▶ _PROBLEM DETAILS_:
Are you able to quote each entry exactly as written?

□ □ □ □ □ □ □

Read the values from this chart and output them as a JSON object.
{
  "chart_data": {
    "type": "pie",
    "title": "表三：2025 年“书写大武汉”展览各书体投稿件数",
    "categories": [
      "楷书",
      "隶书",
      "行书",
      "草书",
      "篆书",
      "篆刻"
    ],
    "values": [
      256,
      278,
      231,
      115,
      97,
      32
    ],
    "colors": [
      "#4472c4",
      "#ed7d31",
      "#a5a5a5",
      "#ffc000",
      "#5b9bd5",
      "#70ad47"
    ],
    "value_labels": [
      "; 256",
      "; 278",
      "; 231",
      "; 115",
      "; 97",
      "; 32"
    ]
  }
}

□ □ □ □ □ □ □

▶ _RESULT FOR THIS TASK_:
Read the values from this chart and output them as a JSON object.
{
  "chart_data": {
    "type": "pie",
    "title": "表三：2025 年“书写大武汉”展览各书体投稿件数",
    "categories": [
      "楷书",
      "隶书",
      "行书",
      "草书",
      "篆书",
      "篆刻"
    ],
    "values": [
      256,
      278,
      231,
      115,
      97,
      32
    ],
    "colors": [
      "#4472c4",
      "#ed7d31",
      "#a5a5a5",
      "#ffc000",
      "#5b9bd5",
      "#70ad47"
    ],
    "value_labels": [
      "; 256",
      "; 278",
      "; 231",
      "; 115",
      "; 97",
      "; 32"
    ]
  }
}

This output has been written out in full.